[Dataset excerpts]
-- Start --
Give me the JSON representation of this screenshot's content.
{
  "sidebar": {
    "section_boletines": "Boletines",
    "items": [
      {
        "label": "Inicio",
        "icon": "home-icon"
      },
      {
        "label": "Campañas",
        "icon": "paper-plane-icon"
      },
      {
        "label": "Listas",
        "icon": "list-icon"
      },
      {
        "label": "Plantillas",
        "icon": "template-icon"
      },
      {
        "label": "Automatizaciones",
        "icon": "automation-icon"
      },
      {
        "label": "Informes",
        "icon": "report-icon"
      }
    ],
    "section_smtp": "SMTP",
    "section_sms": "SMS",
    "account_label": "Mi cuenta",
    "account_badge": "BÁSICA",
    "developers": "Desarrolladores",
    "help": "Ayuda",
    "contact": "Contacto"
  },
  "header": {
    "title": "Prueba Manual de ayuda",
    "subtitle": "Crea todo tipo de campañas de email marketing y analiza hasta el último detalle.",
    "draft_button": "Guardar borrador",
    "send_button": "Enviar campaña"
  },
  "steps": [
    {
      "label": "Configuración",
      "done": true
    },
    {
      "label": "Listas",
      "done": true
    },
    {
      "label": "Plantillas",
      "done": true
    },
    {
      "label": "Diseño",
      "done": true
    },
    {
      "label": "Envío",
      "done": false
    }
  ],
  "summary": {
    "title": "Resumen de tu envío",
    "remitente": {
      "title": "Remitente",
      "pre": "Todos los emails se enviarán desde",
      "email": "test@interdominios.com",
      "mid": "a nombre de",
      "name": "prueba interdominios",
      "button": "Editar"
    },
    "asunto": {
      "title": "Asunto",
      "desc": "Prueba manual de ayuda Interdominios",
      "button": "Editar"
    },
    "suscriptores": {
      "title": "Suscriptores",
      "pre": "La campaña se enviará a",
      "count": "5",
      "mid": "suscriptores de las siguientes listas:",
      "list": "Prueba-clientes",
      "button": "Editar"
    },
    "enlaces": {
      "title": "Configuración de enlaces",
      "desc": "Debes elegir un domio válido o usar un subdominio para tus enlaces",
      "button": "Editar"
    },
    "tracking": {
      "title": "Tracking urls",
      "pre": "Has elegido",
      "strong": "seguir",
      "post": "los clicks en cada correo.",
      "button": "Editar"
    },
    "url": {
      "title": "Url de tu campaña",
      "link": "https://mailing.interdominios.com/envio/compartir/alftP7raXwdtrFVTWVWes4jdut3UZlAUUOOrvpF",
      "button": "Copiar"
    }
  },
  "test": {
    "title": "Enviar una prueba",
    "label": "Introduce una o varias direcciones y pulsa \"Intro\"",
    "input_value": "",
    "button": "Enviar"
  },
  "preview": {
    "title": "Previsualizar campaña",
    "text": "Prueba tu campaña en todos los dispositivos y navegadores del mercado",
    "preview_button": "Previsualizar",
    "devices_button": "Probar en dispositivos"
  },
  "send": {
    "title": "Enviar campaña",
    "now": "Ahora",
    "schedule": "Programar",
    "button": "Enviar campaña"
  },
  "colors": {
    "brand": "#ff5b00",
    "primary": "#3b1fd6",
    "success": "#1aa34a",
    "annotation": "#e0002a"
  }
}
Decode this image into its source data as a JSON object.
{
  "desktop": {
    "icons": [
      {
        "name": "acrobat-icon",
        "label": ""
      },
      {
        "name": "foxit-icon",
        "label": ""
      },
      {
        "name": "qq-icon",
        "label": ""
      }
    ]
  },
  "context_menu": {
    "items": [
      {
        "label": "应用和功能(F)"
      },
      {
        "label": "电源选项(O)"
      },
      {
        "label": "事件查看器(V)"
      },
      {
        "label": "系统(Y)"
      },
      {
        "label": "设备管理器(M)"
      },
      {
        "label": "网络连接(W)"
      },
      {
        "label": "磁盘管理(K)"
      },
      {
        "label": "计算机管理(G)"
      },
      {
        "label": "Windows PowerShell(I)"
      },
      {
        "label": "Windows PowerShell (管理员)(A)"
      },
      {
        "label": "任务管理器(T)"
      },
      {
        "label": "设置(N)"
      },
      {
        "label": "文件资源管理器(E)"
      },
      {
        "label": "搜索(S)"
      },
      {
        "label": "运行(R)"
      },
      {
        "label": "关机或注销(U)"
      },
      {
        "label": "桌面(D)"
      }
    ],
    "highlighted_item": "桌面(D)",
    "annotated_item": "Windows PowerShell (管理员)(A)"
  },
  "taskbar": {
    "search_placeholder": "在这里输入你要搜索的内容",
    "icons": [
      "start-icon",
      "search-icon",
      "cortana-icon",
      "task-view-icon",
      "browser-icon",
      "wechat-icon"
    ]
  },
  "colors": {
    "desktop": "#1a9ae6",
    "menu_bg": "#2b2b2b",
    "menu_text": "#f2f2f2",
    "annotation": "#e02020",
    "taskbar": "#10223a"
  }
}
-- End --
● Goal:
Extract, verbatim, the lines from the one containing "Decode this image" through the last line of the listing above.

● Final result:
Decode this image into its source data as a JSON object.
{
  "desktop": {
    "icons": [
      {
        "name": "acrobat-icon",
        "label": ""
      },
      {
        "name": "foxit-icon",
        "label": ""
      },
      {
        "name": "qq-icon",
        "label": ""
      }
    ]
  },
  "context_menu": {
    "items": [
      {
        "label": "应用和功能(F)"
      },
      {
        "label": "电源选项(O)"
      },
      {
        "label": "事件查看器(V)"
      },
      {
        "label": "系统(Y)"
      },
      {
        "label": "设备管理器(M)"
      },
      {
        "label": "网络连接(W)"
      },
      {
        "label": "磁盘管理(K)"
      },
      {
        "label": "计算机管理(G)"
      },
      {
        "label": "Windows PowerShell(I)"
      },
      {
        "label": "Windows PowerShell (管理员)(A)"
      },
      {
        "label": "任务管理器(T)"
      },
      {
        "label": "设置(N)"
      },
      {
        "label": "文件资源管理器(E)"
      },
      {
        "label": "搜索(S)"
      },
      {
        "label": "运行(R)"
      },
      {
        "label": "关机或注销(U)"
      },
      {
        "label": "桌面(D)"
      }
    ],
    "highlighted_item": "桌面(D)",
    "annotated_item": "Windows PowerShell (管理员)(A)"
  },
  "taskbar": {
    "search_placeholder": "在这里输入你要搜索的内容",
    "icons": [
      "start-icon",
      "search-icon",
      "cortana-icon",
      "task-view-icon",
      "browser-icon",
      "wechat-icon"
    ]
  },
  "colors": {
    "desktop": "#1a9ae6",
    "menu_bg": "#2b2b2b",
    "menu_text": "#f2f2f2",
    "annotation": "#e02020",
    "taskbar": "#10223a"
  }
}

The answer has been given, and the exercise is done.